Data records
=======

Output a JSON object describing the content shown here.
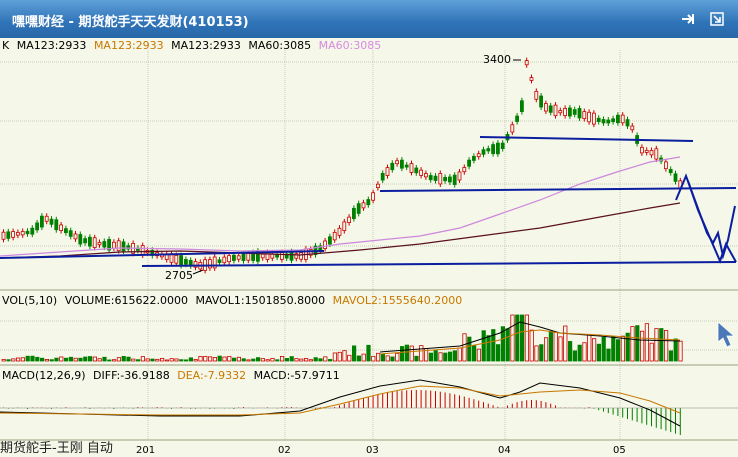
{
  "window": {
    "title": "嘿嘿财经 - 期货舵手天天发财(410153)"
  },
  "toolbar": {
    "pin_icon": "pin-icon",
    "restore_icon": "restore-icon"
  },
  "price_panel": {
    "label": "K",
    "ma": [
      {
        "text": "MA123:2933",
        "color": "#000000"
      },
      {
        "text": "MA123:2933",
        "color": "#c87800"
      },
      {
        "text": "MA123:2933",
        "color": "#000000"
      },
      {
        "text": "MA60:3085",
        "color": "#000000"
      },
      {
        "text": "MA60:3085",
        "color": "#d88ae0"
      }
    ],
    "high_label": "3400",
    "low_label": "2705"
  },
  "volume_panel": {
    "items": [
      {
        "text": "VOL(5,10)",
        "color": "#000000"
      },
      {
        "text": "VOLUME:615622.0000",
        "color": "#000000"
      },
      {
        "text": "MAVOL1:1501850.8000",
        "color": "#000000"
      },
      {
        "text": "MAVOL2:1555640.2000",
        "color": "#c87800"
      }
    ]
  },
  "macd_panel": {
    "items": [
      {
        "text": "MACD(12,26,9)",
        "color": "#000000"
      },
      {
        "text": "DIFF:-36.9188",
        "color": "#000000"
      },
      {
        "text": "DEA:-7.9332",
        "color": "#c87800"
      },
      {
        "text": "MACD:-57.9711",
        "color": "#000000"
      }
    ]
  },
  "x_axis": {
    "labels": [
      "201",
      "02",
      "03",
      "04",
      "05"
    ]
  },
  "watermark": "期货舵手-王刚  自动",
  "colors": {
    "up": "#cc0000",
    "down": "#008000",
    "trendline": "#0c1ea0",
    "ma_long": "#5a1020",
    "ma_mid": "#cc88dd",
    "title_bar": "#2f73b8"
  }
}
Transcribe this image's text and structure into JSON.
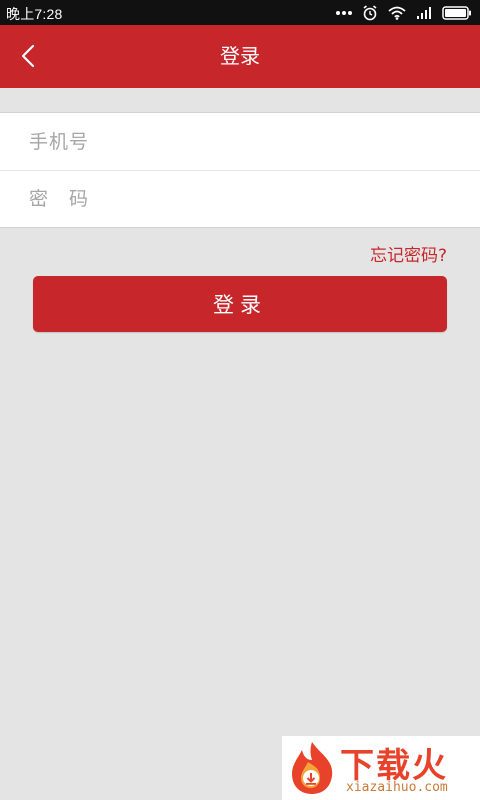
{
  "status_bar": {
    "time": "晚上7:28"
  },
  "header": {
    "title": "登录",
    "back_icon": "chevron-left-icon"
  },
  "form": {
    "phone_placeholder": "手机号",
    "password_placeholder": "密　码"
  },
  "forgot_password_label": "忘记密码?",
  "login_button_label": "登录",
  "watermark": {
    "brand": "下载火",
    "url": "xiazaihuo.com"
  },
  "colors": {
    "brand_red": "#c7262b",
    "background": "#e3e4e3"
  }
}
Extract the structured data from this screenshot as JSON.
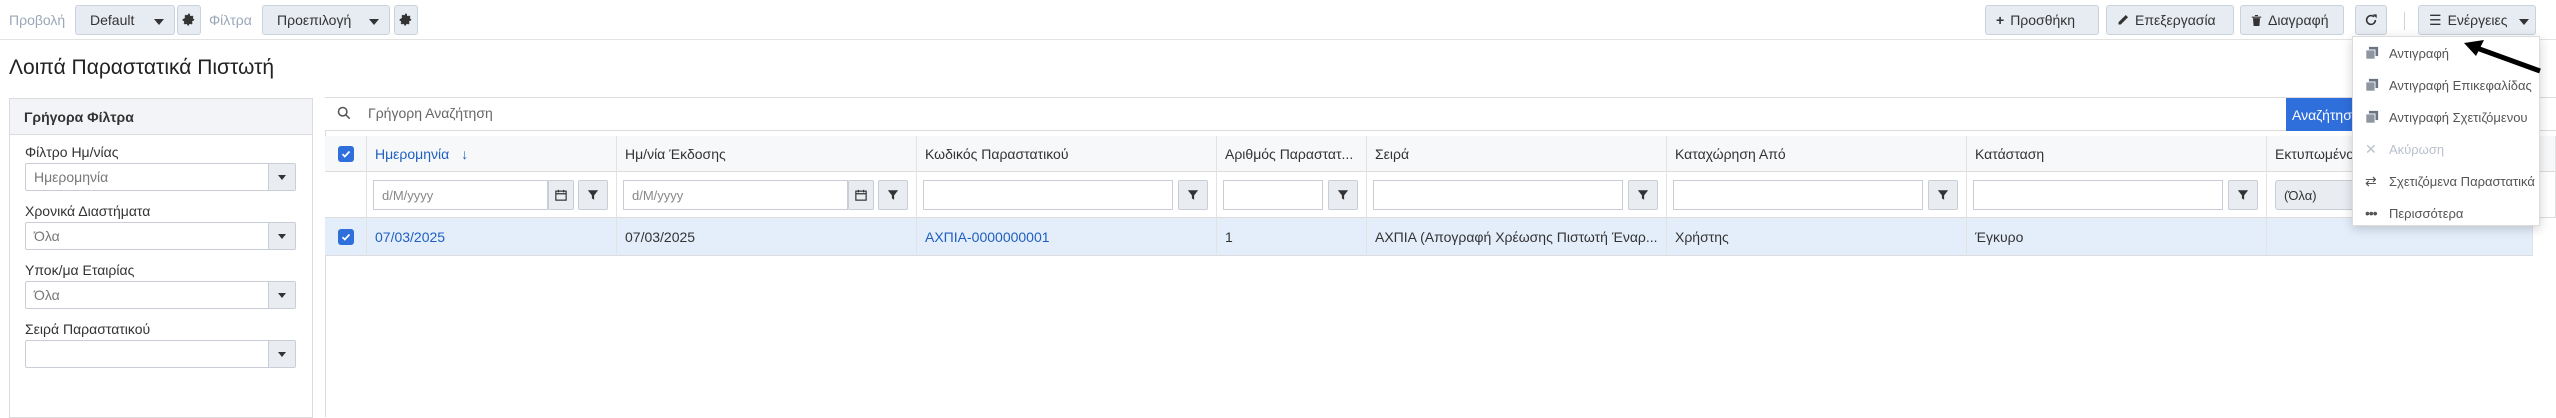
{
  "toolbar": {
    "view_label": "Προβολή",
    "view_value": "Default",
    "filter_label": "Φίλτρα",
    "filter_value": "Προεπιλογή",
    "add_label": "Προσθήκη",
    "edit_label": "Επεξεργασία",
    "delete_label": "Διαγραφή",
    "actions_label": "Ενέργειες"
  },
  "page_title": "Λοιπά Παραστατικά Πιστωτή",
  "quick_filters": {
    "header": "Γρήγορα Φίλτρα",
    "fields": [
      {
        "label": "Φίλτρο Ημ/νίας",
        "placeholder": "Ημερομηνία"
      },
      {
        "label": "Χρονικά Διαστήματα",
        "value": "Όλα"
      },
      {
        "label": "Υποκ/μα Εταιρίας",
        "value": "Όλα"
      },
      {
        "label": "Σειρά Παραστατικού",
        "value": ""
      }
    ]
  },
  "search": {
    "placeholder": "Γρήγορη Αναζήτηση",
    "button_label": "Αναζήτηση"
  },
  "grid": {
    "columns": [
      "Ημερομηνία",
      "Ημ/νία Έκδοσης",
      "Κωδικός Παραστατικού",
      "Αριθμός Παραστατ...",
      "Σειρά",
      "Καταχώρηση Από",
      "Κατάσταση",
      "Εκτυπωμένο"
    ],
    "sort_indicator": "↓",
    "date_placeholder": "d/M/yyyy",
    "status_filter_value": "(Όλα)",
    "rows": [
      {
        "date": "07/03/2025",
        "issue_date": "07/03/2025",
        "code": "ΑΧΠΙΑ-0000000001",
        "number": "1",
        "series": "ΑΧΠΙΑ (Απογραφή Χρέωσης Πιστωτή Έναρ...",
        "entered_by": "Χρήστης",
        "status": "Έγκυρο"
      }
    ]
  },
  "actions_menu": {
    "items": [
      {
        "label": "Αντιγραφή",
        "icon": "copy-icon",
        "disabled": false
      },
      {
        "label": "Αντιγραφή Επικεφαλίδας",
        "icon": "copy-icon",
        "disabled": false
      },
      {
        "label": "Αντιγραφή Σχετιζόμενου",
        "icon": "copy-icon",
        "disabled": false
      },
      {
        "label": "Ακύρωση",
        "icon": "close-icon",
        "disabled": true
      },
      {
        "label": "Σχετιζόμενα Παραστατικά",
        "icon": "exchange-icon",
        "disabled": false
      },
      {
        "label": "Περισσότερα",
        "icon": "more-icon",
        "disabled": false
      }
    ]
  },
  "colors": {
    "accent": "#2f6fdc",
    "link": "#1f5fbf",
    "selected_row": "#e4eefb",
    "button_bg": "#e7ecf2"
  }
}
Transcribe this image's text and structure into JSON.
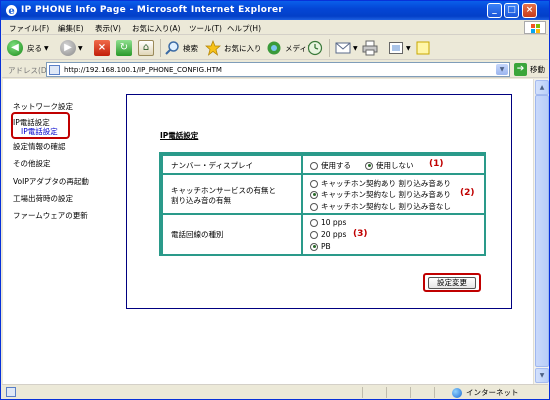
{
  "window": {
    "title": "IP PHONE Info Page - Microsoft Internet Explorer"
  },
  "menu": [
    "ファイル(F)",
    "編集(E)",
    "表示(V)",
    "お気に入り(A)",
    "ツール(T)",
    "ヘルプ(H)"
  ],
  "toolbar": {
    "back": "戻る",
    "search": "検索",
    "favorites": "お気に入り",
    "media": "メディア"
  },
  "address": {
    "label": "アドレス(D)",
    "url": "http://192.168.100.1/IP_PHONE_CONFIG.HTM",
    "go": "移動"
  },
  "nav": [
    {
      "label": "ネットワーク設定"
    },
    {
      "label": "IP電話設定"
    },
    {
      "label": "IP電話設定",
      "sub": true
    },
    {
      "label": "設定情報の確認"
    },
    {
      "label": "その他設定"
    },
    {
      "label": "VoIPアダプタの再起動"
    },
    {
      "label": "工場出荷時の設定"
    },
    {
      "label": "ファームウェアの更新"
    }
  ],
  "panel": {
    "title": "IP電話設定",
    "rows": [
      {
        "label": [
          "ナンバー・ディスプレイ"
        ],
        "options": [
          "使用する",
          "使用しない"
        ],
        "selected": 1,
        "marker": "(1)"
      },
      {
        "label": [
          "キャッチホンサービスの有無と",
          "割り込み音の有無"
        ],
        "options": [
          "キャッチホン契約あり 割り込み音あり",
          "キャッチホン契約なし 割り込み音あり",
          "キャッチホン契約なし 割り込み音なし"
        ],
        "selected": 1,
        "marker": "(2)"
      },
      {
        "label": [
          "電話回線の種別"
        ],
        "options": [
          "10 pps",
          "20 pps",
          "PB"
        ],
        "selected": 2,
        "marker": "(3)"
      }
    ],
    "apply": "設定変更"
  },
  "status": {
    "zone": "インターネット"
  },
  "colors": {
    "accent_red": "#c00000",
    "table_border": "#2a9a8a",
    "panel_border": "#000080"
  }
}
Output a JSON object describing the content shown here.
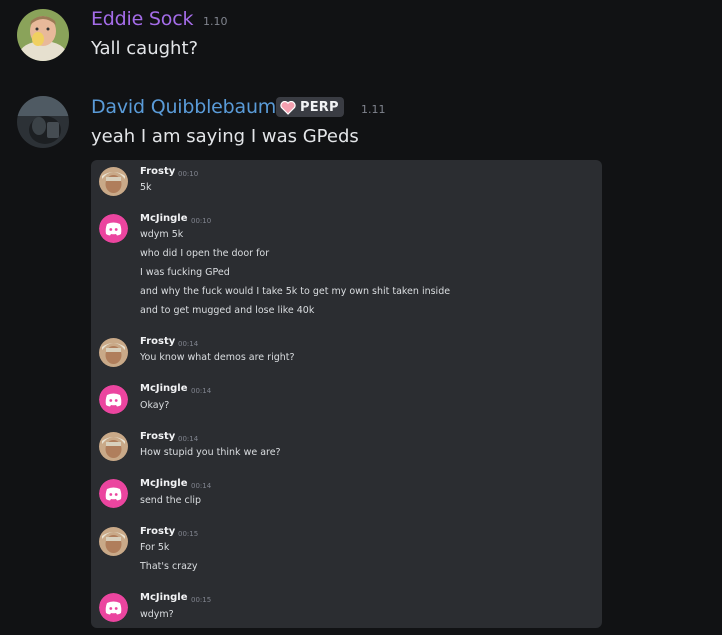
{
  "messages": [
    {
      "username": "Eddie Sock",
      "username_color": "#a46ce8",
      "timestamp": "1.10",
      "content": "Yall caught?"
    },
    {
      "username": "David Quibblebaum",
      "username_color": "#5a9bd8",
      "badge": {
        "icon": "heart-icon",
        "label": "PERP"
      },
      "timestamp": "1.11",
      "content": "yeah I am saying I was GPeds"
    }
  ],
  "embed": {
    "messages": [
      {
        "username": "Frosty",
        "avatar": "frosty-avatar",
        "timestamp": "00:10",
        "lines": [
          "5k"
        ]
      },
      {
        "username": "McJingle",
        "avatar": "discord-logo-avatar",
        "timestamp": "00:10",
        "lines": [
          "wdym 5k",
          "who did I open the door for",
          "I was fucking GPed",
          "and why the fuck would I take 5k to get my own shit taken inside",
          "and to get mugged and lose like 40k"
        ]
      },
      {
        "username": "Frosty",
        "avatar": "frosty-avatar",
        "timestamp": "00:14",
        "lines": [
          "You know what demos are right?"
        ]
      },
      {
        "username": "McJingle",
        "avatar": "discord-logo-avatar",
        "timestamp": "00:14",
        "lines": [
          "Okay?"
        ]
      },
      {
        "username": "Frosty",
        "avatar": "frosty-avatar",
        "timestamp": "00:14",
        "lines": [
          "How stupid you think we are?"
        ]
      },
      {
        "username": "McJingle",
        "avatar": "discord-logo-avatar",
        "timestamp": "00:14",
        "lines": [
          "send the clip"
        ]
      },
      {
        "username": "Frosty",
        "avatar": "frosty-avatar",
        "timestamp": "00:15",
        "lines": [
          "For 5k",
          "That's crazy"
        ]
      },
      {
        "username": "McJingle",
        "avatar": "discord-logo-avatar",
        "timestamp": "00:15",
        "lines": [
          "wdym?"
        ]
      }
    ]
  },
  "colors": {
    "background": "#111214",
    "embed_background": "#2b2d31",
    "discord_pink": "#eb459f",
    "timestamp": "#80848e"
  }
}
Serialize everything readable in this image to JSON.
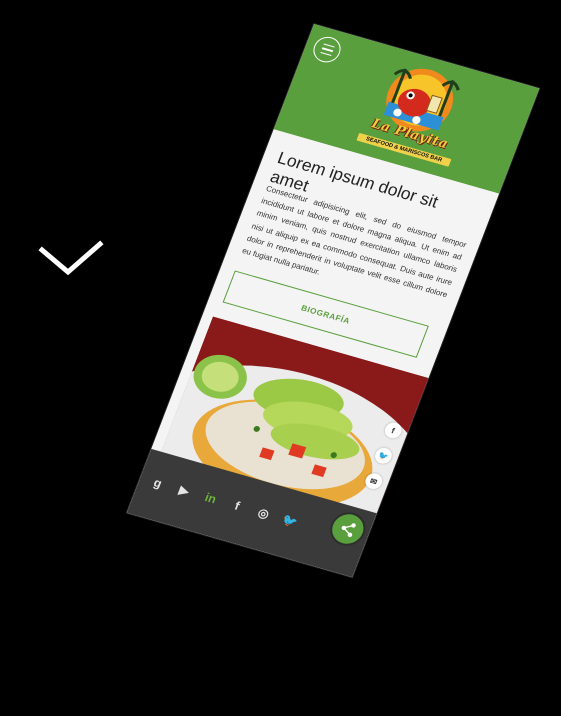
{
  "header": {
    "menu_icon": "hamburger-menu-icon",
    "logo": {
      "title": "La Playita",
      "subtitle": "SEAFOOD & MARISCOS BAR"
    }
  },
  "content": {
    "title": "Lorem ipsum dolor sit amet",
    "paragraph": "Consectetur adipisicing elit, sed do eiusmod tempor incididunt ut labore et dolore magna aliqua. Ut enim ad minim veniam, quis nostrud exercitation ullamco laboris nisi ut aliquip ex ea commodo consequat. Duis aute irure dolor in reprehenderit in voluptate velit esse cillum dolore eu fugiat nulla pariatur.",
    "button_label": "BIOGRAFÍA"
  },
  "side_share": [
    {
      "icon": "facebook-icon",
      "glyph": "f"
    },
    {
      "icon": "twitter-icon",
      "glyph": "🐦"
    },
    {
      "icon": "email-icon",
      "glyph": "✉"
    }
  ],
  "footer": {
    "social": [
      {
        "icon": "google-icon",
        "glyph": "g"
      },
      {
        "icon": "youtube-icon",
        "glyph": "▶"
      },
      {
        "icon": "linkedin-icon",
        "glyph": "in"
      },
      {
        "icon": "facebook-icon",
        "glyph": "f"
      },
      {
        "icon": "instagram-icon",
        "glyph": "◎"
      },
      {
        "icon": "twitter-icon",
        "glyph": "🐦"
      }
    ],
    "share_icon": "share-icon"
  },
  "colors": {
    "brand_green": "#5a9f3d",
    "footer_dark": "#3a3a3a",
    "background": "#000000"
  }
}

=======

◆ Problem statement: Scan the material above and determine how many lines include the word "this"; report only the number.

◆ Task result: 4